§ **Exercise requirements**
Exclude the pictures, then copy all remaining records exactly.

[Dataset rows about figures]
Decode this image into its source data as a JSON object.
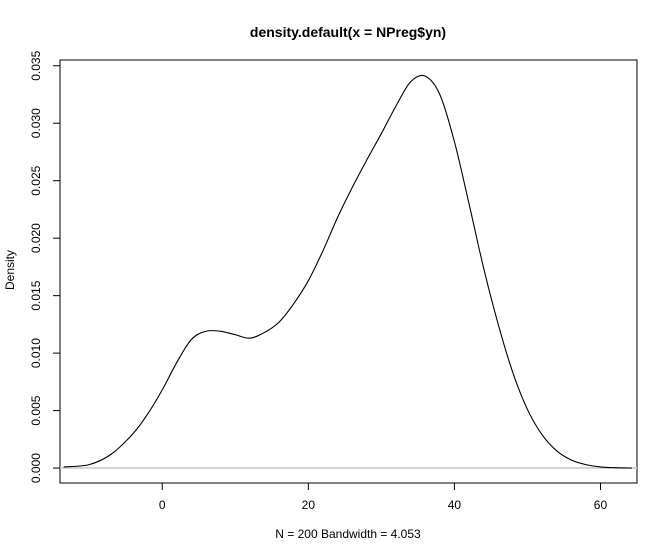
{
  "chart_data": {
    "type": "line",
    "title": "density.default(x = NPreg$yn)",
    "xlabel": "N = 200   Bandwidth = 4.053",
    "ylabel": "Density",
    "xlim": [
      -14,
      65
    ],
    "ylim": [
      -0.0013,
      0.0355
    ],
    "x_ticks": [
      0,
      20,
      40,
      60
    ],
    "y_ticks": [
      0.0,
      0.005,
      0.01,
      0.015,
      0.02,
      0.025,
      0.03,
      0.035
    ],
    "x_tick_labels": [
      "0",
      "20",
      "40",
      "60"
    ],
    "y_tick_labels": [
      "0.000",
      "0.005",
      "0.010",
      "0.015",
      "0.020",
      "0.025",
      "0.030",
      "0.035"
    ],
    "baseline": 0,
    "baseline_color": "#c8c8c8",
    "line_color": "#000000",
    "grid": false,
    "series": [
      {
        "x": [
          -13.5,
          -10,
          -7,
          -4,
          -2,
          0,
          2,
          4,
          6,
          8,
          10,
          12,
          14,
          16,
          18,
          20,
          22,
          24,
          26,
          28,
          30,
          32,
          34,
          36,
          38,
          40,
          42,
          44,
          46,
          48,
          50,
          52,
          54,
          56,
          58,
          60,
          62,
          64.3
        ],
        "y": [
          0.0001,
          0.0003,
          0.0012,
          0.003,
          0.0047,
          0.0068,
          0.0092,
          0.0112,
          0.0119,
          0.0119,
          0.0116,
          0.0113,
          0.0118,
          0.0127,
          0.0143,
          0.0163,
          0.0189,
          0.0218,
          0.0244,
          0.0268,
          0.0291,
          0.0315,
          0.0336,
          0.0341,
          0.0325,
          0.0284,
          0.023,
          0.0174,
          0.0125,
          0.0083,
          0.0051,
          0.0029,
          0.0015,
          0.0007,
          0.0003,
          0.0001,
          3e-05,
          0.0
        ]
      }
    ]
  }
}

§ **In response**
Decode this image into its source data as a JSON object.
{
  "chart_data": {
    "type": "line",
    "title": "density.default(x = NPreg$yn)",
    "xlabel": "N = 200   Bandwidth = 4.053",
    "ylabel": "Density",
    "xlim": [
      -14,
      65
    ],
    "ylim": [
      -0.0013,
      0.0355
    ],
    "x_ticks": [
      0,
      20,
      40,
      60
    ],
    "y_ticks": [
      0.0,
      0.005,
      0.01,
      0.015,
      0.02,
      0.025,
      0.03,
      0.035
    ],
    "x_tick_labels": [
      "0",
      "20",
      "40",
      "60"
    ],
    "y_tick_labels": [
      "0.000",
      "0.005",
      "0.010",
      "0.015",
      "0.020",
      "0.025",
      "0.030",
      "0.035"
    ],
    "baseline": 0,
    "baseline_color": "#c8c8c8",
    "line_color": "#000000",
    "grid": false,
    "series": [
      {
        "x": [
          -13.5,
          -10,
          -7,
          -4,
          -2,
          0,
          2,
          4,
          6,
          8,
          10,
          12,
          14,
          16,
          18,
          20,
          22,
          24,
          26,
          28,
          30,
          32,
          34,
          36,
          38,
          40,
          42,
          44,
          46,
          48,
          50,
          52,
          54,
          56,
          58,
          60,
          62,
          64.3
        ],
        "y": [
          0.0001,
          0.0003,
          0.0012,
          0.003,
          0.0047,
          0.0068,
          0.0092,
          0.0112,
          0.0119,
          0.0119,
          0.0116,
          0.0113,
          0.0118,
          0.0127,
          0.0143,
          0.0163,
          0.0189,
          0.0218,
          0.0244,
          0.0268,
          0.0291,
          0.0315,
          0.0336,
          0.0341,
          0.0325,
          0.0284,
          0.023,
          0.0174,
          0.0125,
          0.0083,
          0.0051,
          0.0029,
          0.0015,
          0.0007,
          0.0003,
          0.0001,
          3e-05,
          0.0
        ]
      }
    ]
  }
}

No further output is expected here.